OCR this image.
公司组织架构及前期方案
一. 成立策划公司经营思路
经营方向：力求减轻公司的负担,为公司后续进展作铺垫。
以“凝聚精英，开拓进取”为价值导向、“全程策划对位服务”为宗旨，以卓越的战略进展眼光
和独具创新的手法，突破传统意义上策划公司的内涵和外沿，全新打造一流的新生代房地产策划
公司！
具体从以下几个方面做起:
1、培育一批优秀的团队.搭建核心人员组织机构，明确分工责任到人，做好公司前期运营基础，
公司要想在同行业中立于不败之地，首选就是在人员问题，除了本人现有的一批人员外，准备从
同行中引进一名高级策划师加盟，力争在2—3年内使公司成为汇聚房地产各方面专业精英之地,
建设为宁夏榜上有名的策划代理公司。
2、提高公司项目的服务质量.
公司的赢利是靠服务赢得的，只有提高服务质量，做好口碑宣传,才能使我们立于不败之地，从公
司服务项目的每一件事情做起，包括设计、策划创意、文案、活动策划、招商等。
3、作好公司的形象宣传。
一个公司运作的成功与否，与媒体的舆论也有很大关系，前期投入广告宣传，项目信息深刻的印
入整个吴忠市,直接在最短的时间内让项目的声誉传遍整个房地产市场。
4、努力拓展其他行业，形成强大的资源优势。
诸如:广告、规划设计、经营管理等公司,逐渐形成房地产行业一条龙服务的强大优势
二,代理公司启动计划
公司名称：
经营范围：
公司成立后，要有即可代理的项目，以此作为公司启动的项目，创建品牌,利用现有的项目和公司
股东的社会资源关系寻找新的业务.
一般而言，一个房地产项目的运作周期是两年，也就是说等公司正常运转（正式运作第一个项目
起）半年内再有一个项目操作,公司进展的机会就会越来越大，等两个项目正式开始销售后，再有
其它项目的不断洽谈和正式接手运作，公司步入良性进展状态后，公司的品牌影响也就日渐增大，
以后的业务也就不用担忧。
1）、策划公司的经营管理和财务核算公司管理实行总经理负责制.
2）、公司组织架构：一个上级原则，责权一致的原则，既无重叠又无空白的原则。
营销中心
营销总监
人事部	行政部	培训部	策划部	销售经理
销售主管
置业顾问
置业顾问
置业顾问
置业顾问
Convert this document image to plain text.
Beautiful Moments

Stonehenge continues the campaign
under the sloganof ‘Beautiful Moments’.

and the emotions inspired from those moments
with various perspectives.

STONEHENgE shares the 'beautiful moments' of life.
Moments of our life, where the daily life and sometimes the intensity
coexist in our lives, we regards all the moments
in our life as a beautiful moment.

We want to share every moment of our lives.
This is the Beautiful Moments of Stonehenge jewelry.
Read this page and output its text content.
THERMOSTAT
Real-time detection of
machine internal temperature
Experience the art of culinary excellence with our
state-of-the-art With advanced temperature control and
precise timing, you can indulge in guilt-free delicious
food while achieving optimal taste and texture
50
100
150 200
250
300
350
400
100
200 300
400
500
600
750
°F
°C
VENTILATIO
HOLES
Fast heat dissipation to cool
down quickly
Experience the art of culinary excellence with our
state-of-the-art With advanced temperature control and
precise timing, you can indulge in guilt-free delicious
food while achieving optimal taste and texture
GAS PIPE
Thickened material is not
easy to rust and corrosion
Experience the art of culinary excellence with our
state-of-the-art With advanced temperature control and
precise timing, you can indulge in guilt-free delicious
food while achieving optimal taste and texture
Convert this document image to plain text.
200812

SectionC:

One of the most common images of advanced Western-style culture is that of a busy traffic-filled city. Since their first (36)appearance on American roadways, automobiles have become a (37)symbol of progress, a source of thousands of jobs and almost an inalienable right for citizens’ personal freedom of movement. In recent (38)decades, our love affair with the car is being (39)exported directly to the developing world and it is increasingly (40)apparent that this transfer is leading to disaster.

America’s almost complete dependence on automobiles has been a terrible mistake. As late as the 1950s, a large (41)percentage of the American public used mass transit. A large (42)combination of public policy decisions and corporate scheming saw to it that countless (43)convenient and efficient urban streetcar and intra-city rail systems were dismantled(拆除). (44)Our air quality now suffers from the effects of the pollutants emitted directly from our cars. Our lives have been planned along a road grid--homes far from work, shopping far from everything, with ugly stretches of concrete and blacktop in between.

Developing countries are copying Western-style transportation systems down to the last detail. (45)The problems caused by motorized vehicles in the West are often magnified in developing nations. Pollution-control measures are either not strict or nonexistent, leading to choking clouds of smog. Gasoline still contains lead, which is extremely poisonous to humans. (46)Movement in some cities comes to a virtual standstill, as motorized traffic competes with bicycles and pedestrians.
★ ★ ★ ★ ★ ★ ★
**Problem description**
From the records above, extract every line exactly as it stands.

**Written response**
OCR this image.
公司组织架构及前期方案
一. 成立策划公司经营思路
经营方向：力求减轻公司的负担,为公司后续进展作铺垫。
以“凝聚精英，开拓进取”为价值导向、“全程策划对位服务”为宗旨，以卓越的战略进展眼光
和独具创新的手法，突破传统意义上策划公司的内涵和外沿，全新打造一流的新生代房地产策划
公司！
具体从以下几个方面做起:
1、培育一批优秀的团队.搭建核心人员组织机构，明确分工责任到人，做好公司前期运营基础，
公司要想在同行业中立于不败之地，首选就是在人员问题，除了本人现有的一批人员外，准备从
同行中引进一名高级策划师加盟，力争在2—3年内使公司成为汇聚房地产各方面专业精英之地,
建设为宁夏榜上有名的策划代理公司。
2、提高公司项目的服务质量.
公司的赢利是靠服务赢得的，只有提高服务质量，做好口碑宣传,才能使我们立于不败之地，从公
司服务项目的每一件事情做起，包括设计、策划创意、文案、活动策划、招商等。
3、作好公司的形象宣传。
一个公司运作的成功与否，与媒体的舆论也有很大关系，前期投入广告宣传，项目信息深刻的印
入整个吴忠市,直接在最短的时间内让项目的声誉传遍整个房地产市场。
4、努力拓展其他行业，形成强大的资源优势。
诸如:广告、规划设计、经营管理等公司,逐渐形成房地产行业一条龙服务的强大优势
二,代理公司启动计划
公司名称：
经营范围：
公司成立后，要有即可代理的项目，以此作为公司启动的项目，创建品牌,利用现有的项目和公司
股东的社会资源关系寻找新的业务.
一般而言，一个房地产项目的运作周期是两年，也就是说等公司正常运转（正式运作第一个项目
起）半年内再有一个项目操作,公司进展的机会就会越来越大，等两个项目正式开始销售后，再有
其它项目的不断洽谈和正式接手运作，公司步入良性进展状态后，公司的品牌影响也就日渐增大，
以后的业务也就不用担忧。
1）、策划公司的经营管理和财务核算公司管理实行总经理负责制.
2）、公司组织架构：一个上级原则，责权一致的原则，既无重叠又无空白的原则。
营销中心
营销总监
人事部	行政部	培训部	策划部	销售经理
销售主管
置业顾问
置业顾问
置业顾问
置业顾问
Convert this document image to plain text.
Beautiful Moments

Stonehenge continues the campaign
under the sloganof ‘Beautiful Moments’.

and the emotions inspired from those moments
with various perspectives.

STONEHENgE shares the 'beautiful moments' of life.
Moments of our life, where the daily life and sometimes the intensity
coexist in our lives, we regards all the moments
in our life as a beautiful moment.

We want to share every moment of our lives.
This is the Beautiful Moments of Stonehenge jewelry.
Read this page and output its text content.
THERMOSTAT
Real-time detection of
machine internal temperature
Experience the art of culinary excellence with our
state-of-the-art With advanced temperature control and
precise timing, you can indulge in guilt-free delicious
food while achieving optimal taste and texture
50
100
150 200
250
300
350
400
100
200 300
400
500
600
750
°F
°C
VENTILATIO
HOLES
Fast heat dissipation to cool
down quickly
Experience the art of culinary excellence with our
state-of-the-art With advanced temperature control and
precise timing, you can indulge in guilt-free delicious
food while achieving optimal taste and texture
GAS PIPE
Thickened material is not
easy to rust and corrosion
Experience the art of culinary excellence with our
state-of-the-art With advanced temperature control and
precise timing, you can indulge in guilt-free delicious
food while achieving optimal taste and texture
Convert this document image to plain text.
200812

SectionC:

One of the most common images of advanced Western-style culture is that of a busy traffic-filled city. Since their first (36)appearance on American roadways, automobiles have become a (37)symbol of progress, a source of thousands of jobs and almost an inalienable right for citizens’ personal freedom of movement. In recent (38)decades, our love affair with the car is being (39)exported directly to the developing world and it is increasingly (40)apparent that this transfer is leading to disaster.

America’s almost complete dependence on automobiles has been a terrible mistake. As late as the 1950s, a large (41)percentage of the American public used mass transit. A large (42)combination of public policy decisions and corporate scheming saw to it that countless (43)convenient and efficient urban streetcar and intra-city rail systems were dismantled(拆除). (44)Our air quality now suffers from the effects of the pollutants emitted directly from our cars. Our lives have been planned along a road grid--homes far from work, shopping far from everything, with ugly stretches of concrete and blacktop in between.

Developing countries are copying Western-style transportation systems down to the last detail. (45)The problems caused by motorized vehicles in the West are often magnified in developing nations. Pollution-control measures are either not strict or nonexistent, leading to choking clouds of smog. Gasoline still contains lead, which is extremely poisonous to humans. (46)Movement in some cities comes to a virtual standstill, as motorized traffic competes with bicycles and pedestrians.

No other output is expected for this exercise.